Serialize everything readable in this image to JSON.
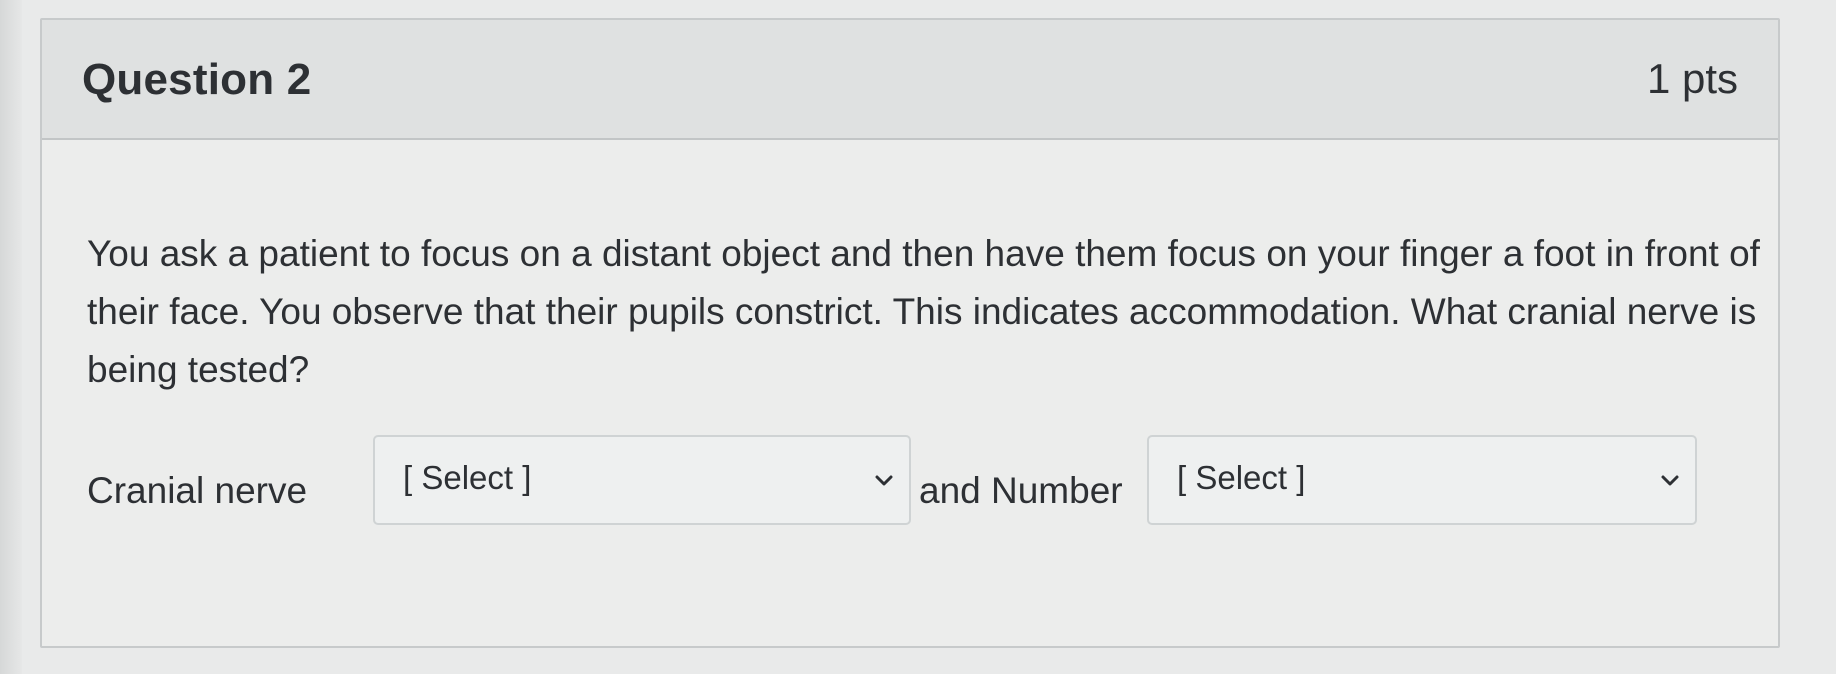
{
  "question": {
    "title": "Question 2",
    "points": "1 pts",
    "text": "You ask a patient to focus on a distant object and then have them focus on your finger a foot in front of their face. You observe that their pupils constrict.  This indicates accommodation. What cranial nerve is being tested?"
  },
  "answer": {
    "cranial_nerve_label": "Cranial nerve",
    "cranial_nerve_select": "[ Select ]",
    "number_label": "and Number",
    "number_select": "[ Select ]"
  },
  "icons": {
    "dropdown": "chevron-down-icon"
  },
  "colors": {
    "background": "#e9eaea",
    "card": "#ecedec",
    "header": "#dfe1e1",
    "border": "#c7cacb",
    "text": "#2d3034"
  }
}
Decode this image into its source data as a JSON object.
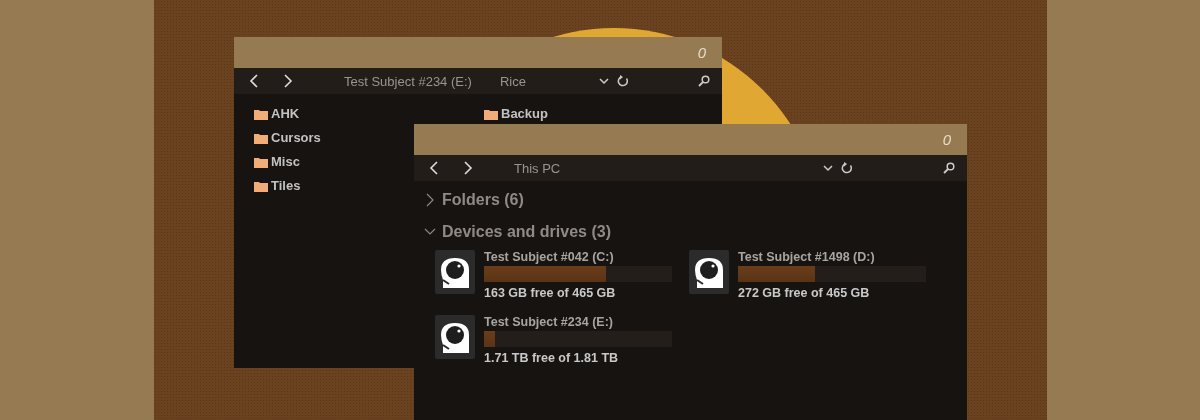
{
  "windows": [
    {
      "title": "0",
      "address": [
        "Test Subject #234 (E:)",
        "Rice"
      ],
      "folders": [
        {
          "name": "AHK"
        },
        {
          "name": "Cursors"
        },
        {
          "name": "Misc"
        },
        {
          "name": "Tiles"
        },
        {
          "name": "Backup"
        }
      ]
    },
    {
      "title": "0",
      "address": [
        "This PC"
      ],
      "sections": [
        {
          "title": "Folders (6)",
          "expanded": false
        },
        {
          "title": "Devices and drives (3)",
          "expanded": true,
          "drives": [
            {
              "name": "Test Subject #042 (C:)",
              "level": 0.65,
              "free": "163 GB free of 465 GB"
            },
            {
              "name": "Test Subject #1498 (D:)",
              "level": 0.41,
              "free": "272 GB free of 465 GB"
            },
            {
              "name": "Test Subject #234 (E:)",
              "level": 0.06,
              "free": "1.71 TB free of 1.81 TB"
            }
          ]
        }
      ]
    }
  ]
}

::::::

* SHORT EXERCISE
Make a word-for-word copy of the entries, without any pictures.

* WRITTEN ANSWER
Serialize everything readable in this image to JSON.
{
  "question": {
    "title": "Question 2",
    "points": "1 pts",
    "text": "You ask a patient to focus on a distant object and then have them focus on your finger a foot in front of their face. You observe that their pupils constrict.  This indicates accommodation. What cranial nerve is being tested?"
  },
  "answer": {
    "cranial_nerve_label": "Cranial nerve",
    "cranial_nerve_select": "[ Select ]",
    "number_label": "and Number",
    "number_select": "[ Select ]"
  },
  "icons": {
    "dropdown": "chevron-down-icon"
  },
  "colors": {
    "background": "#e9eaea",
    "card": "#ecedec",
    "header": "#dfe1e1",
    "border": "#c7cacb",
    "text": "#2d3034"
  }
}
Decode this image into its source data as a JSON object.
{
  "windows": [
    {
      "title": "0",
      "address": [
        "Test Subject #234 (E:)",
        "Rice"
      ],
      "folders": [
        {
          "name": "AHK"
        },
        {
          "name": "Cursors"
        },
        {
          "name": "Misc"
        },
        {
          "name": "Tiles"
        },
        {
          "name": "Backup"
        }
      ]
    },
    {
      "title": "0",
      "address": [
        "This PC"
      ],
      "sections": [
        {
          "title": "Folders (6)",
          "expanded": false
        },
        {
          "title": "Devices and drives (3)",
          "expanded": true,
          "drives": [
            {
              "name": "Test Subject #042 (C:)",
              "level": 0.65,
              "free": "163 GB free of 465 GB"
            },
            {
              "name": "Test Subject #1498 (D:)",
              "level": 0.41,
              "free": "272 GB free of 465 GB"
            },
            {
              "name": "Test Subject #234 (E:)",
              "level": 0.06,
              "free": "1.71 TB free of 1.81 TB"
            }
          ]
        }
      ]
    }
  ]
}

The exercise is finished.